#### Short exercise
Return each line from the entries below that contains the string "column".

#### Excerpted records
Start

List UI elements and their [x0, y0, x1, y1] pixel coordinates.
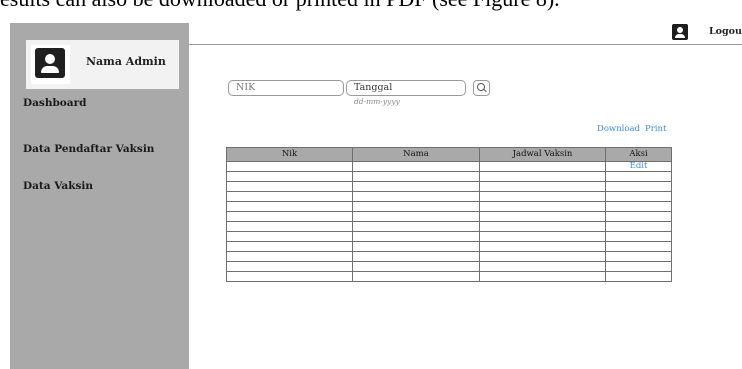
table-cell — [226, 171, 353, 182]
download-link[interactable]: Download — [597, 124, 640, 134]
table-cell — [479, 211, 606, 222]
table-cell — [352, 211, 480, 222]
table-cell — [479, 251, 606, 262]
table-cell — [226, 271, 353, 282]
table-cell — [352, 191, 480, 202]
date-format-hint: dd-mm-yyyy — [354, 97, 400, 106]
table-row — [226, 211, 672, 222]
table-cell: Edit — [605, 161, 672, 172]
table-cell — [605, 201, 672, 212]
table-cell — [605, 231, 672, 242]
table-row — [226, 181, 672, 192]
table-cell — [226, 221, 353, 232]
avatar — [31, 45, 70, 84]
table-cell — [352, 171, 480, 182]
table-cell — [479, 181, 606, 192]
table-cell — [479, 261, 606, 272]
table-cell — [352, 251, 480, 262]
table-cell — [479, 191, 606, 202]
table-cell — [479, 171, 606, 182]
table-cell — [226, 261, 353, 272]
table-cell — [605, 211, 672, 222]
table-cell — [226, 191, 353, 202]
column-header-aksi: Aksi — [605, 147, 672, 162]
table-cell — [226, 231, 353, 242]
user-icon[interactable] — [672, 24, 688, 40]
table-cell — [352, 181, 480, 192]
table-cell — [352, 201, 480, 212]
table-row — [226, 231, 672, 242]
table-row: Edit — [226, 161, 672, 172]
sidebar-item-data-pendaftar-vaksin[interactable]: Data Pendaftar Vaksin — [23, 143, 154, 155]
table-cell — [605, 181, 672, 192]
table-row — [226, 251, 672, 262]
table-cell — [605, 191, 672, 202]
table-cell — [226, 181, 353, 192]
table-cell — [605, 171, 672, 182]
column-header-nama: Nama — [352, 147, 480, 162]
table-row — [226, 201, 672, 212]
table-cell — [479, 201, 606, 212]
sidebar-item-dashboard[interactable]: Dashboard — [23, 97, 86, 109]
table-cell — [605, 271, 672, 282]
date-input[interactable]: Tanggal — [346, 80, 466, 96]
table-cell — [352, 271, 480, 282]
table-row — [226, 191, 672, 202]
logout-button[interactable]: Logout — [709, 26, 742, 37]
table-cell — [226, 201, 353, 212]
table-cell — [479, 241, 606, 252]
table-header-row: Nik Nama Jadwal Vaksin Aksi — [226, 147, 672, 162]
print-link[interactable]: Print — [645, 124, 666, 134]
search-button[interactable] — [473, 80, 490, 96]
table-cell — [605, 221, 672, 232]
table-cell — [226, 251, 353, 262]
table-cell — [352, 161, 480, 172]
admin-name: Nama Admin — [86, 55, 166, 68]
column-header-nik: Nik — [226, 147, 353, 162]
table-cell — [479, 271, 606, 282]
table-cell — [479, 161, 606, 172]
table-cell — [479, 221, 606, 232]
table-cell — [352, 221, 480, 232]
table-cell — [605, 261, 672, 272]
table-cell — [226, 211, 353, 222]
table-row — [226, 241, 672, 252]
table-cell — [226, 241, 353, 252]
table-cell — [479, 231, 606, 242]
header-divider — [189, 44, 742, 45]
table-row — [226, 171, 672, 182]
sidebar-item-data-vaksin[interactable]: Data Vaksin — [23, 180, 93, 192]
table-cell — [605, 251, 672, 262]
nik-input[interactable]: NIK — [228, 80, 344, 96]
table-cell — [352, 231, 480, 242]
table-cell — [352, 241, 480, 252]
edit-link[interactable]: Edit — [630, 161, 648, 171]
column-header-jadwal-vaksin: Jadwal Vaksin — [479, 147, 606, 162]
table-row — [226, 271, 672, 282]
table-cell — [352, 261, 480, 272]
table-cell — [226, 161, 353, 172]
document-caption: esults can also be downloaded or printed… — [0, 0, 560, 12]
sidebar: Nama Admin Dashboard Data Pendaftar Vaks… — [10, 23, 189, 369]
table-row — [226, 261, 672, 272]
table-cell — [605, 241, 672, 252]
table-row — [226, 221, 672, 232]
user-icon — [35, 48, 65, 78]
admin-profile: Nama Admin — [26, 40, 179, 89]
data-table: Nik Nama Jadwal Vaksin Aksi Edit — [226, 147, 672, 282]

End

#### Output below
column-header-aksi: Aksi — [605, 147, 672, 162]
column-header-nama: Nama — [352, 147, 480, 162]
column-header-nik: Nik — [226, 147, 353, 162]
column-header-jadwal-vaksin: Jadwal Vaksin — [479, 147, 606, 162]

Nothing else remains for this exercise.